* Records to use *
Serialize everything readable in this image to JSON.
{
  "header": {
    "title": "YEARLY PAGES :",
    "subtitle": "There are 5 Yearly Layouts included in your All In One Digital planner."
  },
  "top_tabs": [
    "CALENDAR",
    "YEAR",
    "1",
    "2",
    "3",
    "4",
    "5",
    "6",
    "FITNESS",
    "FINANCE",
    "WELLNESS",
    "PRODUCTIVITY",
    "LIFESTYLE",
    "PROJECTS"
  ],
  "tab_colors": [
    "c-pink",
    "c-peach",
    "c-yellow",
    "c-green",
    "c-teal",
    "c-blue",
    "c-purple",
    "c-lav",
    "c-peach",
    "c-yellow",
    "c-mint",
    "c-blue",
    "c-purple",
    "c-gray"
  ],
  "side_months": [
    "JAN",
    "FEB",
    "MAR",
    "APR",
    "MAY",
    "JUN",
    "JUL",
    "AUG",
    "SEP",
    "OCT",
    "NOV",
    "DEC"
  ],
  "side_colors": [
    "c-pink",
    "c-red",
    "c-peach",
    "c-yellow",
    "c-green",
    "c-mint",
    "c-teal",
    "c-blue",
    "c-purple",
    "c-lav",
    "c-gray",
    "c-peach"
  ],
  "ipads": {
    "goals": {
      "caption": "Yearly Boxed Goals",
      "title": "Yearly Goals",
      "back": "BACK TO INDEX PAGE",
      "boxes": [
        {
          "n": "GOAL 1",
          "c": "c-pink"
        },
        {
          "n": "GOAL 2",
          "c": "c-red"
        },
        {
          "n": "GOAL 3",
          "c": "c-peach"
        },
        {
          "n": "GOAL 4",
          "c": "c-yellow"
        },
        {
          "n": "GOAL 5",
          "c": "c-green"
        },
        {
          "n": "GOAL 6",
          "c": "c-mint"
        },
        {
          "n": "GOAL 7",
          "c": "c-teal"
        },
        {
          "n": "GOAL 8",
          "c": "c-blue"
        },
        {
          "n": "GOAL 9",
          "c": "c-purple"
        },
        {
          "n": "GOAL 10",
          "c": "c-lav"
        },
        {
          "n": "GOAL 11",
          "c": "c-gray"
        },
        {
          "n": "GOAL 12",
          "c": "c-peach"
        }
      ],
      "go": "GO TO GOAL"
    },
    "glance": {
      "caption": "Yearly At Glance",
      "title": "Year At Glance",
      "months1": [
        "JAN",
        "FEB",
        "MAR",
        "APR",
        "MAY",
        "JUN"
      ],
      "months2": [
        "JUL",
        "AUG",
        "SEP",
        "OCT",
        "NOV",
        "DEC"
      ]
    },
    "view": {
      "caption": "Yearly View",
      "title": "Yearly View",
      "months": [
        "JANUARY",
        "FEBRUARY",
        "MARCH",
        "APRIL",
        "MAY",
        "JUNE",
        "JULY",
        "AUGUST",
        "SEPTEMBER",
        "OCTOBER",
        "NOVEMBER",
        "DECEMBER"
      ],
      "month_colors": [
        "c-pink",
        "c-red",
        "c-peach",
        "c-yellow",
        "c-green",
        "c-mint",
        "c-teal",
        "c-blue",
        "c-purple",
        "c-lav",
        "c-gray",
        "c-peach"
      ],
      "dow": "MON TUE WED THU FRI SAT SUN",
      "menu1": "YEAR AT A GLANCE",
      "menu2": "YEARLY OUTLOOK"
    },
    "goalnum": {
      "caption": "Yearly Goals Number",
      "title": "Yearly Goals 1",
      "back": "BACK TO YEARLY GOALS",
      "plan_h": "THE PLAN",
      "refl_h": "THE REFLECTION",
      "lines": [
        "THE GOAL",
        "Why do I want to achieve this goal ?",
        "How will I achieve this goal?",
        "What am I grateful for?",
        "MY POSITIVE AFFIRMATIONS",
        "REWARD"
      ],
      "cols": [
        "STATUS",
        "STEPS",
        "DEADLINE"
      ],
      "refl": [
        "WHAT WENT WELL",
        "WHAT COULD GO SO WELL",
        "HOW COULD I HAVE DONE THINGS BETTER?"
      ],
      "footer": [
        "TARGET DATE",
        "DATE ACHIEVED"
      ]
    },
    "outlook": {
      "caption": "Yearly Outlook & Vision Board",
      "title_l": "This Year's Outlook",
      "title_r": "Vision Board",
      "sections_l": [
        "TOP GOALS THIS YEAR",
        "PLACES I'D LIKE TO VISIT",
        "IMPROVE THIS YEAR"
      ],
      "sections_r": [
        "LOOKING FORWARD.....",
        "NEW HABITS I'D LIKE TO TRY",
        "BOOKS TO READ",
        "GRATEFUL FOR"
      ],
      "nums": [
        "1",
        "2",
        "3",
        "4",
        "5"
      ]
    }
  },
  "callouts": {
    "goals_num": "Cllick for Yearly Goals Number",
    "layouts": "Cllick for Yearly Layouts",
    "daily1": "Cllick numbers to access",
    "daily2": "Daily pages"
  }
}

* Problem *
In the material above, show every line where the word "Vision" turns up.

* Task solution *
      "caption": "Yearly Outlook & Vision Board",
      "title_r": "Vision Board",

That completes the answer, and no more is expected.